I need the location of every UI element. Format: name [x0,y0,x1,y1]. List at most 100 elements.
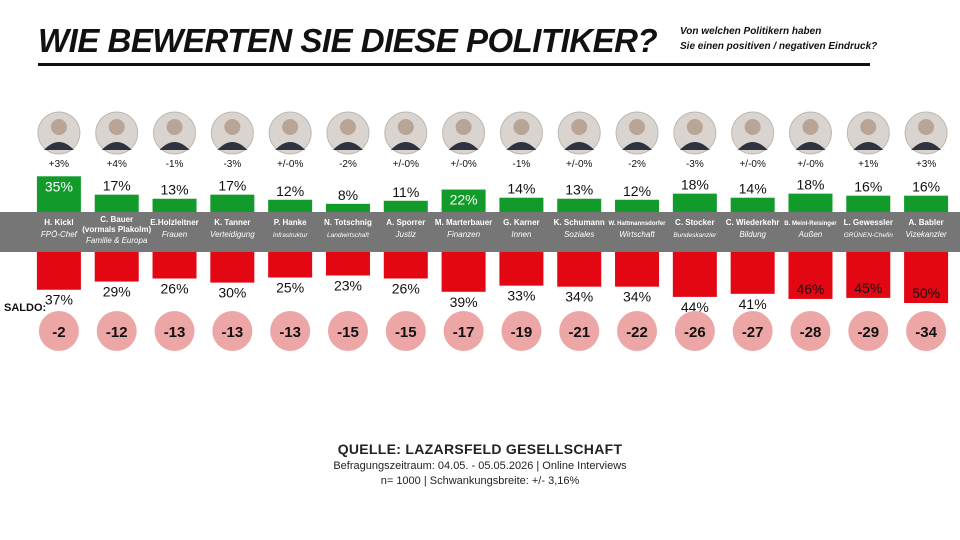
negative-bar [383,252,428,279]
change-label: +3% [49,159,69,170]
negative-value-label: 44% [681,299,709,315]
negative-value-label: 25% [276,280,304,296]
avatar-head-shape [918,119,935,135]
change-label: +/-0% [797,159,824,170]
negative-value-label: 29% [103,284,131,300]
politician-name: C. Wiederkehr [726,218,780,227]
saldo-circle [674,311,715,351]
avatar-head-shape [744,119,761,135]
negative-bar [268,252,313,278]
saldo-circle [212,311,253,351]
politician-name: B. Meinl-Reisinger [784,221,837,227]
positive-value-label: 14% [739,181,767,197]
saldo-circle [732,311,773,351]
saldo-circle [270,311,311,351]
avatar-head-shape [397,119,414,135]
politician-name: N. Totschnig [324,218,372,227]
source-sample: n= 1000 | Schwankungsbreite: +/- 3,16% [380,475,580,487]
positive-bar [672,193,717,212]
negative-bar [846,252,891,298]
avatar-head-shape [339,119,356,135]
politician-name: K. Schumann [554,218,605,227]
change-label: -2% [339,159,357,170]
politician-role: Finanzen [447,230,480,239]
politician-role: FPÖ-Chef [41,230,78,239]
avatar-shoulders-shape [622,142,653,150]
politician-name: M. Marterbauer [435,218,492,227]
avatar-shoulders-shape [506,142,537,150]
politician-name: L. Gewessler [844,218,893,227]
avatar-head-shape [571,119,588,135]
positive-value-label: 18% [681,177,709,193]
survey-question: Von welchen Politikern haben Sie einen p… [680,24,880,54]
negative-bar [557,252,602,287]
saldo-value: -13 [164,324,186,341]
positive-bar [441,189,486,212]
change-label: +/-0% [393,159,420,170]
avatar-shoulders-shape [737,142,768,150]
politician-name: K. Tanner [214,218,250,227]
change-label: -3% [223,159,241,170]
saldo-circle [385,311,426,351]
avatar-head-shape [686,119,703,135]
saldo-value: -13 [222,324,244,341]
politician-name: C. Bauer [100,215,133,224]
saldo-label: SALDO: [4,302,46,314]
saldo-circle [327,311,368,351]
positive-bar [268,199,313,212]
avatar-shoulders-shape [217,142,248,150]
positive-bar [557,198,602,212]
positive-bar [325,203,370,212]
positive-bar [730,197,775,212]
survey-question-line-2: Sie einen positiven / negativen Eindruck… [680,41,878,52]
negative-bar [730,252,775,294]
positive-bar [152,198,197,212]
avatar-head-shape [455,119,472,135]
avatar-head-shape [282,119,299,135]
survey-question-line-1: Von welchen Politikern haben [680,26,822,37]
saldo-circle [154,311,195,351]
politician-role: Wirtschaft [619,230,655,239]
negative-value-label: 34% [623,289,651,305]
negative-value-label: 23% [334,277,362,293]
politician-role: Infrastruktur [273,232,309,239]
politician-role: Innen [511,230,532,239]
positive-bar [36,176,81,212]
avatar-head-shape [224,119,241,135]
saldo-value: -28 [800,324,822,341]
change-label: -3% [686,159,704,170]
politician-name: A. Babler [909,218,944,227]
negative-value-label: 26% [392,281,420,297]
change-label: +/-0% [739,159,766,170]
negative-value-label: 39% [450,294,478,310]
politician-role: Soziales [564,230,594,239]
politician-name: H. Kickl [44,218,73,227]
saldo-value: -12 [106,324,128,341]
saldo-value: -21 [568,324,590,341]
negative-bar [94,252,139,282]
saldo-value: -26 [684,324,706,341]
change-label: +/-0% [566,159,593,170]
politician-role: Landwirtschaft [327,232,370,239]
negative-value-label: 41% [739,296,767,312]
positive-value-label: 18% [796,177,824,193]
chart-marks: +3% 35% 37% H. Kickl FPÖ-Chef -2 +4% 17% 29% C. B… [36,111,949,351]
politician-role: Vizekanzler [905,230,947,239]
avatar-shoulders-shape [679,142,710,150]
negative-value-label: 30% [218,285,246,301]
avatar-shoulders-shape [43,142,74,150]
positive-value-label: 11% [392,184,419,200]
positive-bar [904,195,949,212]
avatar-head-shape [166,119,183,135]
positive-value-label: 16% [912,179,940,195]
politician-name: A. Sporrer [386,218,425,227]
positive-bar [499,197,544,212]
politician-role: Bildung [739,230,766,239]
negative-value-label: 50% [912,285,940,301]
positive-bar [94,194,139,212]
saldo-circle [848,311,889,351]
negative-bar [210,252,255,283]
politician-role: Bundeskanzler [673,232,717,239]
politician-name: W. Hattmannsdorfer [609,221,667,227]
avatar-shoulders-shape [564,142,595,150]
□ □ □
(Objective)
Copy out the rows above word for word, starting at the line that contains "negative-bar [383,252,428,279]" and ending at the line that contains "politician-name: N. Totschnig", both included.

(Worked solution)
negative-bar [383,252,428,279]
change-label: +3% [49,159,69,170]
negative-value-label: 44% [681,299,709,315]
negative-value-label: 25% [276,280,304,296]
avatar-head-shape [918,119,935,135]
change-label: +/-0% [797,159,824,170]
negative-value-label: 29% [103,284,131,300]
politician-name: C. Wiederkehr [726,218,780,227]
saldo-circle [674,311,715,351]
avatar-head-shape [744,119,761,135]
negative-bar [268,252,313,278]
saldo-circle [212,311,253,351]
politician-name: B. Meinl-Reisinger [784,221,837,227]
positive-value-label: 14% [739,181,767,197]
saldo-circle [732,311,773,351]
saldo-circle [270,311,311,351]
avatar-head-shape [397,119,414,135]
politician-name: N. Totschnig [324,218,372,227]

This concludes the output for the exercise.